▶ **EXERCISE AIM**:
For each line below that includes the word "после", make a copy.
** start of DATASET ENTRIES **
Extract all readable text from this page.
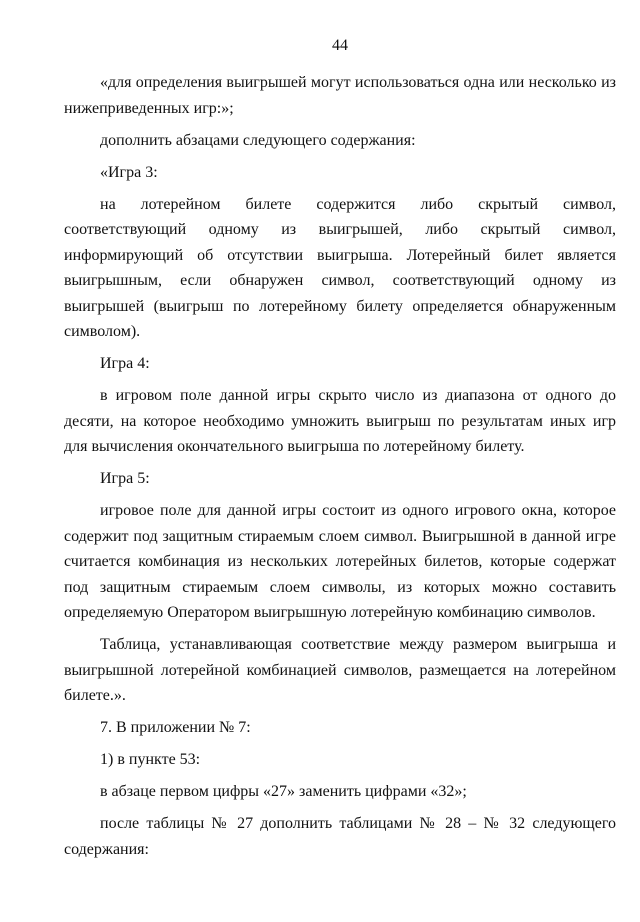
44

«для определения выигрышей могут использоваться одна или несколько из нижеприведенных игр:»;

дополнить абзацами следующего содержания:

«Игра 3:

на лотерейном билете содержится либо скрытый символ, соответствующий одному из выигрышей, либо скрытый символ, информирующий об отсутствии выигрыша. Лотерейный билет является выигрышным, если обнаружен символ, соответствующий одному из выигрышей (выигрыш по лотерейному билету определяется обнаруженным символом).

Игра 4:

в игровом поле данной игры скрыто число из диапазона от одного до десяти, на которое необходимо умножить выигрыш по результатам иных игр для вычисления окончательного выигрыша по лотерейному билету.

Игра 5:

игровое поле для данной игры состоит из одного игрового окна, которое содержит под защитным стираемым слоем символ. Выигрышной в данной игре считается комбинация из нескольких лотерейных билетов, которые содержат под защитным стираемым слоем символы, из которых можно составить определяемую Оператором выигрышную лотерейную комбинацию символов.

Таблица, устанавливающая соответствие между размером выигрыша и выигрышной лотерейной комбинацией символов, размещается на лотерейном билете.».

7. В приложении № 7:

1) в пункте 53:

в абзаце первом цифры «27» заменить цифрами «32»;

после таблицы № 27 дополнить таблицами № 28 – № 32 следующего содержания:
** end of DATASET ENTRIES **
** start of DATASET ENTRIES **
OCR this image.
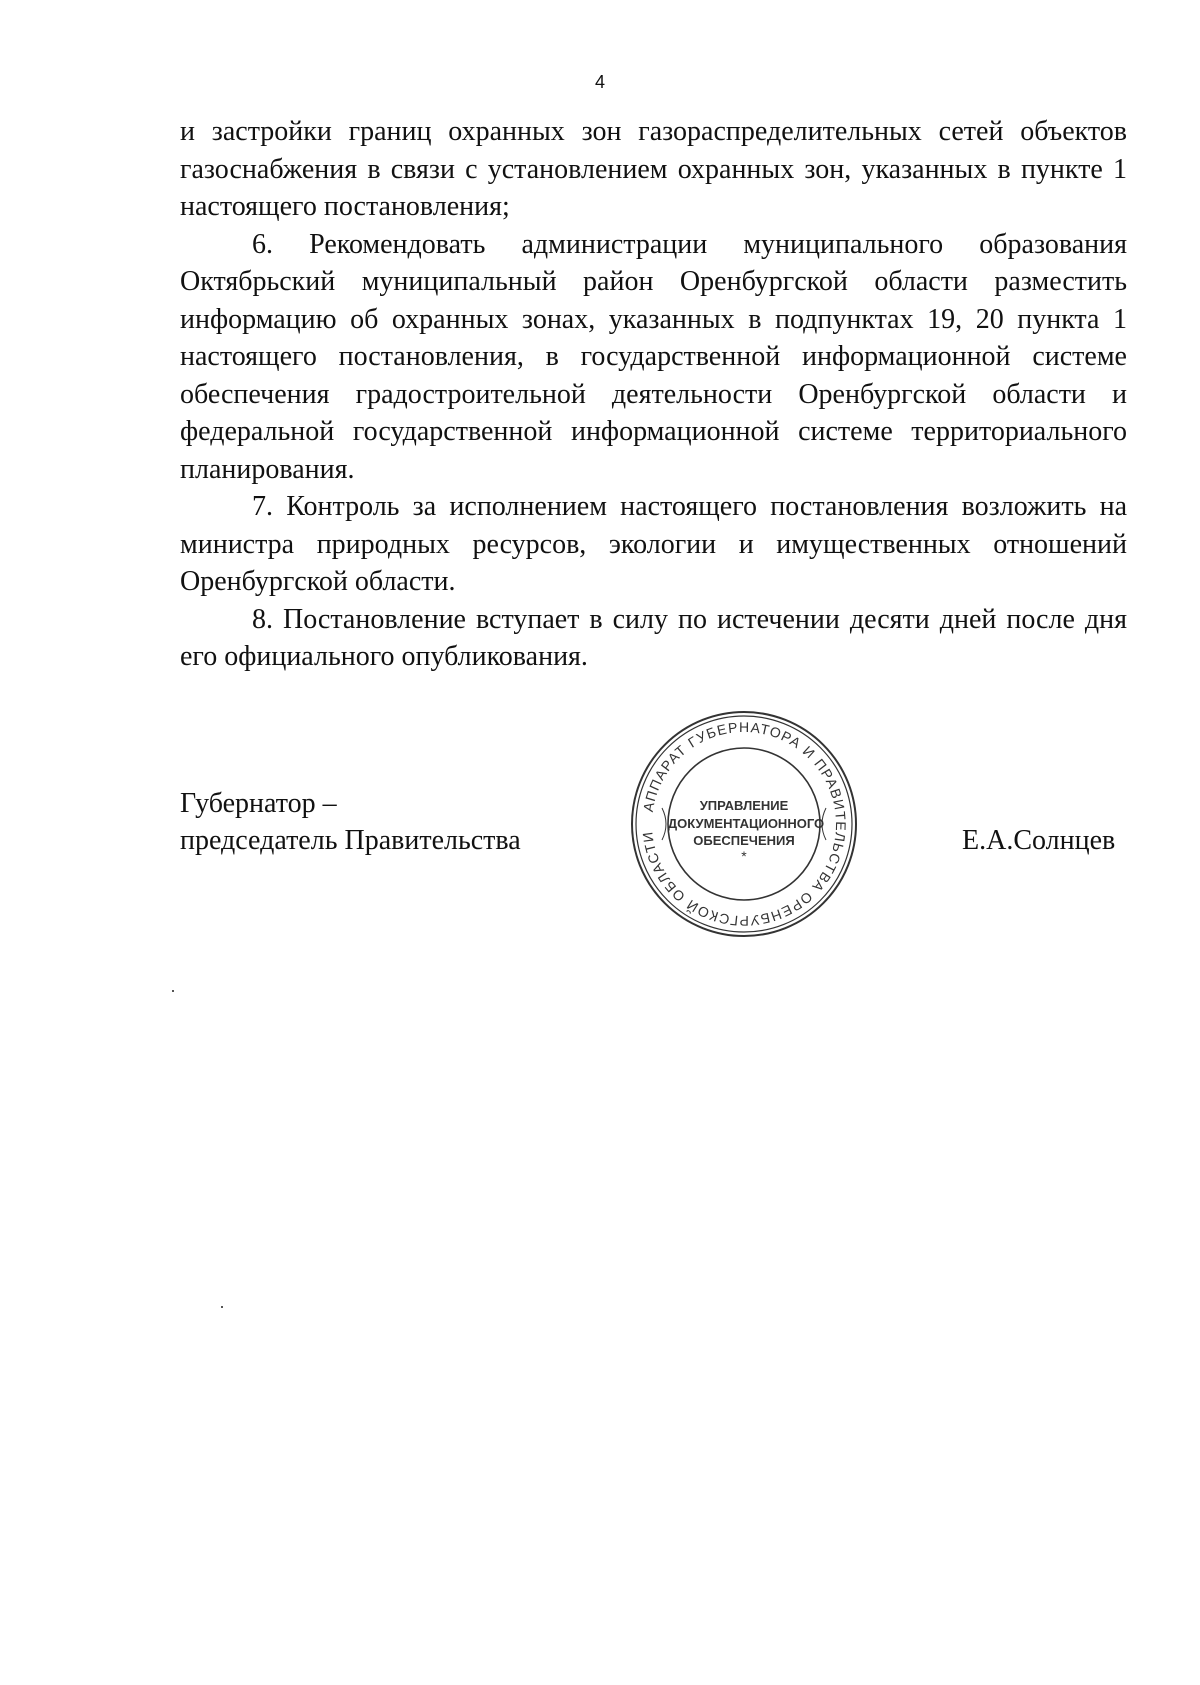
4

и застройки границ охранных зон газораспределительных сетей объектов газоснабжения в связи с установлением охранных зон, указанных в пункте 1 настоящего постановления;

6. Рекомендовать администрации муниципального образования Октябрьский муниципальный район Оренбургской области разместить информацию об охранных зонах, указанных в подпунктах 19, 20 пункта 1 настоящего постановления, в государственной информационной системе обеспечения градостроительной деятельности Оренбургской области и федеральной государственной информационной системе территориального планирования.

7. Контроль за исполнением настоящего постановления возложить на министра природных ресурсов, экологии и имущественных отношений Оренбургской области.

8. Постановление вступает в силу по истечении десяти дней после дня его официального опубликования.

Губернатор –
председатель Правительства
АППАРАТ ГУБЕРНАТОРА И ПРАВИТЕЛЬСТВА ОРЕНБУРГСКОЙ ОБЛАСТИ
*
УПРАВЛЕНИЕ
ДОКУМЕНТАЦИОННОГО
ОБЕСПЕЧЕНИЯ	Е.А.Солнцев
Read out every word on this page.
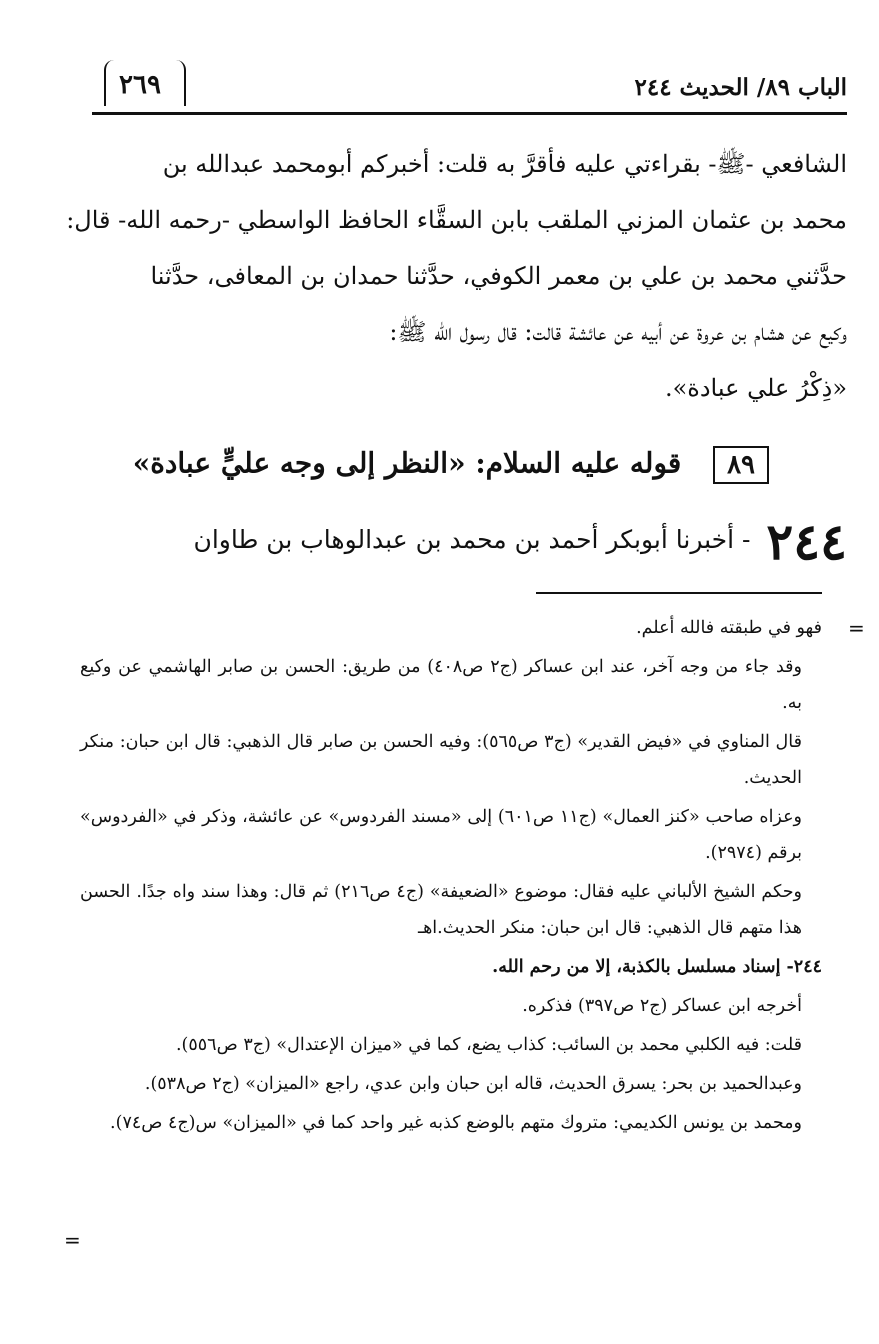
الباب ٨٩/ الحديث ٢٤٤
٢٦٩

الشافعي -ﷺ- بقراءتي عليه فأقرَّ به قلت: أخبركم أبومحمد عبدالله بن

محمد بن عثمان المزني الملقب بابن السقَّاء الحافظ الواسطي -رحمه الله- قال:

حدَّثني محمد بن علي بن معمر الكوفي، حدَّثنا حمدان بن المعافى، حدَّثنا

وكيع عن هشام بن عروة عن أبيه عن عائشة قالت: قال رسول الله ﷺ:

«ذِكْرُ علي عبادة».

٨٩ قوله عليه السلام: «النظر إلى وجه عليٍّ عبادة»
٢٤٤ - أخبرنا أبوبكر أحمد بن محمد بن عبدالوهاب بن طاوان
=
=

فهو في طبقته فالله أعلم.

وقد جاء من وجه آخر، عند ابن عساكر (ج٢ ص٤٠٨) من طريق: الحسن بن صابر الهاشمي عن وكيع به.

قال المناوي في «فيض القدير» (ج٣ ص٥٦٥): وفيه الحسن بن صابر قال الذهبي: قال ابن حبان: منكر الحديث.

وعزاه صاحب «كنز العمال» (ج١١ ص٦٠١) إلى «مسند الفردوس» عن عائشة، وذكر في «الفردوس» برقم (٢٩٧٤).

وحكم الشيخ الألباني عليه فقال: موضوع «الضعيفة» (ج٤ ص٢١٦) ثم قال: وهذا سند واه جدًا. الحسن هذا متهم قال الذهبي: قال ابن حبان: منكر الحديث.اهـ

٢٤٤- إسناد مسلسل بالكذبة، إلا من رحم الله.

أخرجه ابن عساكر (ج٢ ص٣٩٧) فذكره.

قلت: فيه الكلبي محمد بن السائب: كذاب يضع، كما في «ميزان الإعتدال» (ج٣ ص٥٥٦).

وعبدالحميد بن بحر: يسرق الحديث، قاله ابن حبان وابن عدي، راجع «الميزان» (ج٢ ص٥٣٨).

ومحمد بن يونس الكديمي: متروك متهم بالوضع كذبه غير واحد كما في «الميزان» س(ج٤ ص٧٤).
** end of DATASET ENTRIES **
** start of DATASET ENTRIES **
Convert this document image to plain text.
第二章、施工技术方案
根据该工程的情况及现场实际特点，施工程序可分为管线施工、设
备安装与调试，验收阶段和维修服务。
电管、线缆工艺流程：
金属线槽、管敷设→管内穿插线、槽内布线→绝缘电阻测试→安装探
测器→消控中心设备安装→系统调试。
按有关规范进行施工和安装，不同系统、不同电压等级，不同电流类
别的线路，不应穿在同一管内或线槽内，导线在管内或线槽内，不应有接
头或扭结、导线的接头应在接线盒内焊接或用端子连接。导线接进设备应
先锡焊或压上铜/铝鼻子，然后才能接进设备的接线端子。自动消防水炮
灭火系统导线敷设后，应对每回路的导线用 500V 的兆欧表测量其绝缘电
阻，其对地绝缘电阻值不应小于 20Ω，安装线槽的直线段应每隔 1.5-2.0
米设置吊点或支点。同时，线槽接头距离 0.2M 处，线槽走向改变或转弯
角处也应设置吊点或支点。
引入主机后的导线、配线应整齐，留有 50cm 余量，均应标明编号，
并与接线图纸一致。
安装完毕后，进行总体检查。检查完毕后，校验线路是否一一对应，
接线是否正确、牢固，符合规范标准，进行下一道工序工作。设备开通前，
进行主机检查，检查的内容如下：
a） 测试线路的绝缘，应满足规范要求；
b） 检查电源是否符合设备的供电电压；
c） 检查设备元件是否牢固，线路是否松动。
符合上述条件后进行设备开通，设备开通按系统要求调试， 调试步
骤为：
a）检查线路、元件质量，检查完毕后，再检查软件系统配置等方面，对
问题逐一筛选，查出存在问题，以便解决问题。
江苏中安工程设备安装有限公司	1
** end of DATASET ENTRIES **
▶ **ANSWER TO THE PROBLEM**:
после таблицы № 27 дополнить таблицами № 28 – № 32 следующего содержания:
8. Постановление вступает в силу по истечении десяти дней после дня его официального опубликования.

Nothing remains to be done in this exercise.